* [STATED TASK]
Output every entry exactly as written, but omit the pictures.

* [RECORDS FOR PROCESSING]
— START —

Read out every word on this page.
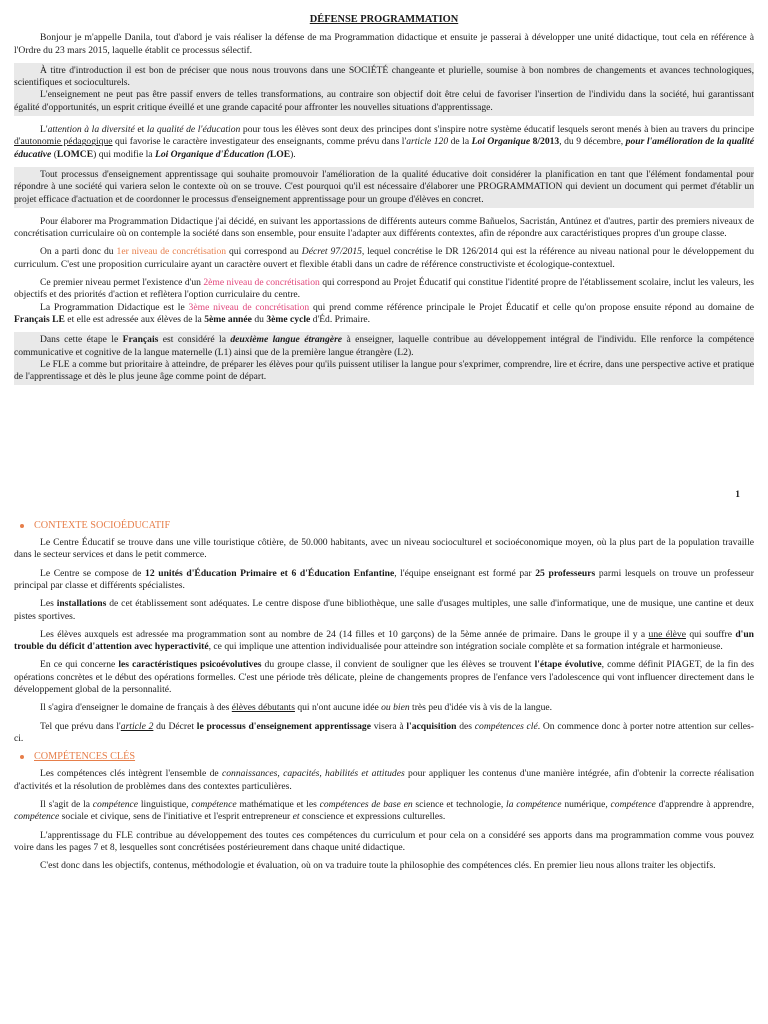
DÉFENSE PROGRAMMATION

Bonjour je m'appelle Danila, tout d'abord je vais réaliser la défense de ma Programmation didactique et ensuite je passerai à développer une unité didactique, tout cela en référence à l'Ordre du 23 mars 2015, laquelle établit ce processus sélectif.

À titre d'introduction il est bon de préciser que nous nous trouvons dans une SOCIÉTÉ changeante et plurielle, soumise à bon nombres de changements et avances technologiques, scientifiques et socioculturels.

L'enseignement ne peut pas être passif envers de telles transformations, au contraire son objectif doit être celui de favoriser l'insertion de l'individu dans la société, hui garantissant égalité d'opportunités, un esprit critique éveillé et une grande capacité pour affronter les nouvelles situations d'apprentissage.

L'attention à la diversité et la qualité de l'éducation pour tous les élèves sont deux des principes dont s'inspire notre système éducatif lesquels seront menés à bien au travers du principe d'autonomie pédagogique qui favorise le caractère investigateur des enseignants, comme prévu dans l'article 120 de la Loi Organique 8/2013, du 9 décembre, pour l'amélioration de la qualité éducative (LOMCE) qui modifie la Loi Organique d'Éducation (LOE).

Tout processus d'enseignement apprentissage qui souhaite promouvoir l'amélioration de la qualité éducative doit considérer la planification en tant que l'élément fondamental pour répondre à une société qui variera selon le contexte où on se trouve. C'est pourquoi qu'il est nécessaire d'élaborer une PROGRAMMATION qui devient un document qui permet d'établir un projet efficace d'actuation et de coordonner le processus d'enseignement apprentissage pour un groupe d'élèves en concret.

Pour élaborer ma Programmation Didactique j'ai décidé, en suivant les apportassions de différents auteurs comme Bañuelos, Sacristán, Antúnez et d'autres, partir des premiers niveaux de concrétisation curriculaire où on contemple la société dans son ensemble, pour ensuite l'adapter aux différents contextes, afin de répondre aux caractéristiques propres d'un groupe classe.

On a parti donc du 1er niveau de concrétisation qui correspond au Décret 97/2015, lequel concrétise le DR 126/2014 qui est la référence au niveau national pour le développement du curriculum. C'est une proposition curriculaire ayant un caractère ouvert et flexible établi dans un cadre de référence constructiviste et écologique-contextuel.

Ce premier niveau permet l'existence d'un 2ème niveau de concrétisation qui correspond au Projet Éducatif qui constitue l'identité propre de l'établissement scolaire, inclut les valeurs, les objectifs et des priorités d'action et reflètera l'option curriculaire du centre.

La Programmation Didactique est le 3ème niveau de concrétisation qui prend comme référence principale le Projet Éducatif et celle qu'on propose ensuite répond au domaine de Français LE et elle est adressée aux élèves de la 5ème année du 3ème cycle d'Éd. Primaire.

Dans cette étape le Français est considéré la deuxième langue étrangère à enseigner, laquelle contribue au développement intégral de l'individu. Elle renforce la compétence communicative et cognitive de la langue maternelle (L1) ainsi que de la première langue étrangère (L2).

Le FLE a comme but prioritaire à atteindre, de préparer les élèves pour qu'ils puissent utiliser la langue pour s'exprimer, comprendre, lire et écrire, dans une perspective active et pratique de l'apprentissage et dès le plus jeune âge comme point de départ.

1
CONTEXTE SOCIOÉDUCATIF

Le Centre Éducatif se trouve dans une ville touristique côtière, de 50.000 habitants, avec un niveau socioculturel et socioéconomique moyen, où la plus part de la population travaille dans le secteur services et dans le petit commerce.

Le Centre se compose de 12 unités d'Éducation Primaire et 6 d'Éducation Enfantine, l'équipe enseignant est formé par 25 professeurs parmi lesquels on trouve un professeur principal par classe et différents spécialistes.

Les installations de cet établissement sont adéquates. Le centre dispose d'une bibliothèque, une salle d'usages multiples, une salle d'informatique, une de musique, une cantine et deux pistes sportives.

Les élèves auxquels est adressée ma programmation sont au nombre de 24 (14 filles et 10 garçons) de la 5ème année de primaire. Dans le groupe il y a une élève qui souffre d'un trouble du déficit d'attention avec hyperactivité, ce qui implique une attention individualisée pour atteindre son intégration sociale complète et sa formation intégrale et harmonieuse.

En ce qui concerne les caractéristiques psicoévolutives du groupe classe, il convient de souligner que les élèves se trouvent l'étape évolutive, comme définit PIAGET, de la fin des opérations concrètes et le début des opérations formelles. C'est une période très délicate, pleine de changements propres de l'enfance vers l'adolescence qui vont influencer directement dans le développement global de la personnalité.

Il s'agira d'enseigner le domaine de français à des élèves débutants qui n'ont aucune idée ou bien très peu d'idée vis à vis de la langue.

Tel que prévu dans l'article 2 du Décret le processus d'enseignement apprentissage visera à l'acquisition des compétences clé. On commence donc à porter notre attention sur celles-ci.

COMPÉTENCES CLÉS

Les compétences clés intègrent l'ensemble de connaissances, capacités, habilités et attitudes pour appliquer les contenus d'une manière intégrée, afin d'obtenir la correcte réalisation d'activités et la résolution de problèmes dans des contextes particulières.

Il s'agit de la compétence linguistique, compétence mathématique et les compétences de base en science et technologie, la compétence numérique, compétence d'apprendre à apprendre, compétence sociale et civique, sens de l'initiative et l'esprit entrepreneur et conscience et expressions culturelles.

L'apprentissage du FLE contribue au développement des toutes ces compétences du curriculum et pour cela on a considéré ses apports dans ma programmation comme vous pouvez voire dans les pages 7 et 8, lesquelles sont concrétisées postérieurement dans chaque unité didactique.

C'est donc dans les objectifs, contenus, méthodologie et évaluation, où on va traduire toute la philosophie des compétences clés. En premier lieu nous allons traiter les objectifs.
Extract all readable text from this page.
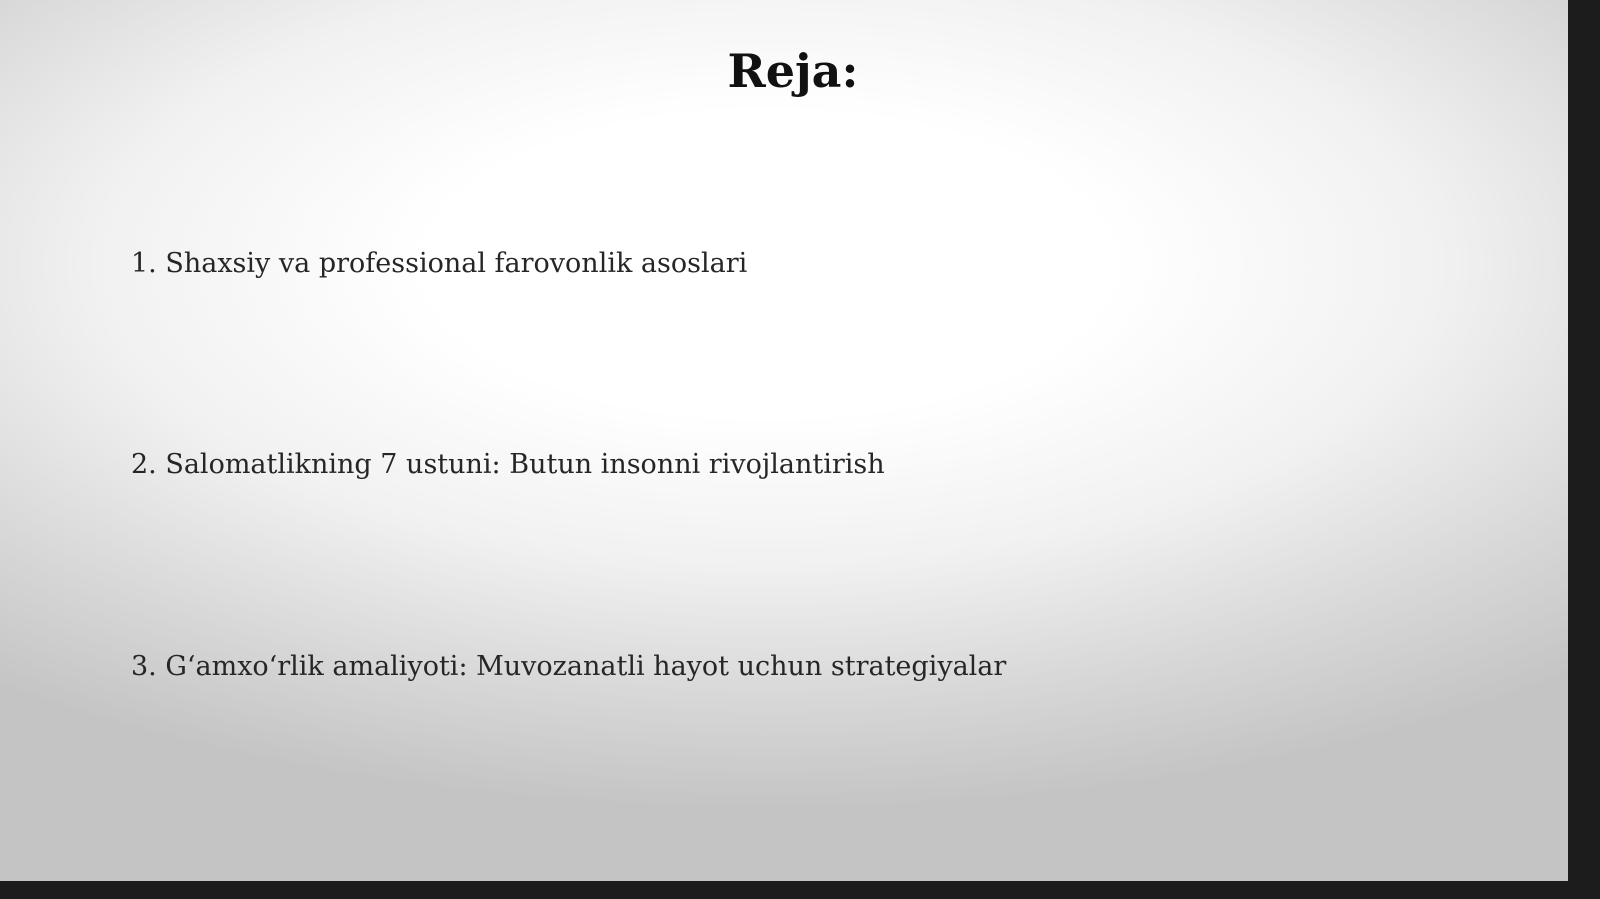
Reja:
1. Shaxsiy va professional farovonlik asoslari
2. Salomatlikning 7 ustuni: Butun insonni rivojlantirish
3. G‘amxo‘rlik amaliyoti: Muvozanatli hayot uchun strategiyalar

— END —

* [RESULT]
Read out every word on this page.
DÉFENSE PROGRAMMATION

Bonjour je m'appelle Danila, tout d'abord je vais réaliser la défense de ma Programmation didactique et ensuite je passerai à développer une unité didactique, tout cela en référence à l'Ordre du 23 mars 2015, laquelle établit ce processus sélectif.

À titre d'introduction il est bon de préciser que nous nous trouvons dans une SOCIÉTÉ changeante et plurielle, soumise à bon nombres de changements et avances technologiques, scientifiques et socioculturels.

L'enseignement ne peut pas être passif envers de telles transformations, au contraire son objectif doit être celui de favoriser l'insertion de l'individu dans la société, hui garantissant égalité d'opportunités, un esprit critique éveillé et une grande capacité pour affronter les nouvelles situations d'apprentissage.

L'attention à la diversité et la qualité de l'éducation pour tous les élèves sont deux des principes dont s'inspire notre système éducatif lesquels seront menés à bien au travers du principe d'autonomie pédagogique qui favorise le caractère investigateur des enseignants, comme prévu dans l'article 120 de la Loi Organique 8/2013, du 9 décembre, pour l'amélioration de la qualité éducative (LOMCE) qui modifie la Loi Organique d'Éducation (LOE).

Tout processus d'enseignement apprentissage qui souhaite promouvoir l'amélioration de la qualité éducative doit considérer la planification en tant que l'élément fondamental pour répondre à une société qui variera selon le contexte où on se trouve. C'est pourquoi qu'il est nécessaire d'élaborer une PROGRAMMATION qui devient un document qui permet d'établir un projet efficace d'actuation et de coordonner le processus d'enseignement apprentissage pour un groupe d'élèves en concret.

Pour élaborer ma Programmation Didactique j'ai décidé, en suivant les apportassions de différents auteurs comme Bañuelos, Sacristán, Antúnez et d'autres, partir des premiers niveaux de concrétisation curriculaire où on contemple la société dans son ensemble, pour ensuite l'adapter aux différents contextes, afin de répondre aux caractéristiques propres d'un groupe classe.

On a parti donc du 1er niveau de concrétisation qui correspond au Décret 97/2015, lequel concrétise le DR 126/2014 qui est la référence au niveau national pour le développement du curriculum. C'est une proposition curriculaire ayant un caractère ouvert et flexible établi dans un cadre de référence constructiviste et écologique-contextuel.

Ce premier niveau permet l'existence d'un 2ème niveau de concrétisation qui correspond au Projet Éducatif qui constitue l'identité propre de l'établissement scolaire, inclut les valeurs, les objectifs et des priorités d'action et reflètera l'option curriculaire du centre.

La Programmation Didactique est le 3ème niveau de concrétisation qui prend comme référence principale le Projet Éducatif et celle qu'on propose ensuite répond au domaine de Français LE et elle est adressée aux élèves de la 5ème année du 3ème cycle d'Éd. Primaire.

Dans cette étape le Français est considéré la deuxième langue étrangère à enseigner, laquelle contribue au développement intégral de l'individu. Elle renforce la compétence communicative et cognitive de la langue maternelle (L1) ainsi que de la première langue étrangère (L2).

Le FLE a comme but prioritaire à atteindre, de préparer les élèves pour qu'ils puissent utiliser la langue pour s'exprimer, comprendre, lire et écrire, dans une perspective active et pratique de l'apprentissage et dès le plus jeune âge comme point de départ.

1
CONTEXTE SOCIOÉDUCATIF

Le Centre Éducatif se trouve dans une ville touristique côtière, de 50.000 habitants, avec un niveau socioculturel et socioéconomique moyen, où la plus part de la population travaille dans le secteur services et dans le petit commerce.

Le Centre se compose de 12 unités d'Éducation Primaire et 6 d'Éducation Enfantine, l'équipe enseignant est formé par 25 professeurs parmi lesquels on trouve un professeur principal par classe et différents spécialistes.

Les installations de cet établissement sont adéquates. Le centre dispose d'une bibliothèque, une salle d'usages multiples, une salle d'informatique, une de musique, une cantine et deux pistes sportives.

Les élèves auxquels est adressée ma programmation sont au nombre de 24 (14 filles et 10 garçons) de la 5ème année de primaire. Dans le groupe il y a une élève qui souffre d'un trouble du déficit d'attention avec hyperactivité, ce qui implique une attention individualisée pour atteindre son intégration sociale complète et sa formation intégrale et harmonieuse.

En ce qui concerne les caractéristiques psicoévolutives du groupe classe, il convient de souligner que les élèves se trouvent l'étape évolutive, comme définit PIAGET, de la fin des opérations concrètes et le début des opérations formelles. C'est une période très délicate, pleine de changements propres de l'enfance vers l'adolescence qui vont influencer directement dans le développement global de la personnalité.

Il s'agira d'enseigner le domaine de français à des élèves débutants qui n'ont aucune idée ou bien très peu d'idée vis à vis de la langue.

Tel que prévu dans l'article 2 du Décret le processus d'enseignement apprentissage visera à l'acquisition des compétences clé. On commence donc à porter notre attention sur celles-ci.

COMPÉTENCES CLÉS

Les compétences clés intègrent l'ensemble de connaissances, capacités, habilités et attitudes pour appliquer les contenus d'une manière intégrée, afin d'obtenir la correcte réalisation d'activités et la résolution de problèmes dans des contextes particulières.

Il s'agit de la compétence linguistique, compétence mathématique et les compétences de base en science et technologie, la compétence numérique, compétence d'apprendre à apprendre, compétence sociale et civique, sens de l'initiative et l'esprit entrepreneur et conscience et expressions culturelles.

L'apprentissage du FLE contribue au développement des toutes ces compétences du curriculum et pour cela on a considéré ses apports dans ma programmation comme vous pouvez voire dans les pages 7 et 8, lesquelles sont concrétisées postérieurement dans chaque unité didactique.

C'est donc dans les objectifs, contenus, méthodologie et évaluation, où on va traduire toute la philosophie des compétences clés. En premier lieu nous allons traiter les objectifs.
Extract all readable text from this page.
Reja:
1. Shaxsiy va professional farovonlik asoslari
2. Salomatlikning 7 ustuni: Butun insonni rivojlantirish
3. G‘amxo‘rlik amaliyoti: Muvozanatli hayot uchun strategiyalar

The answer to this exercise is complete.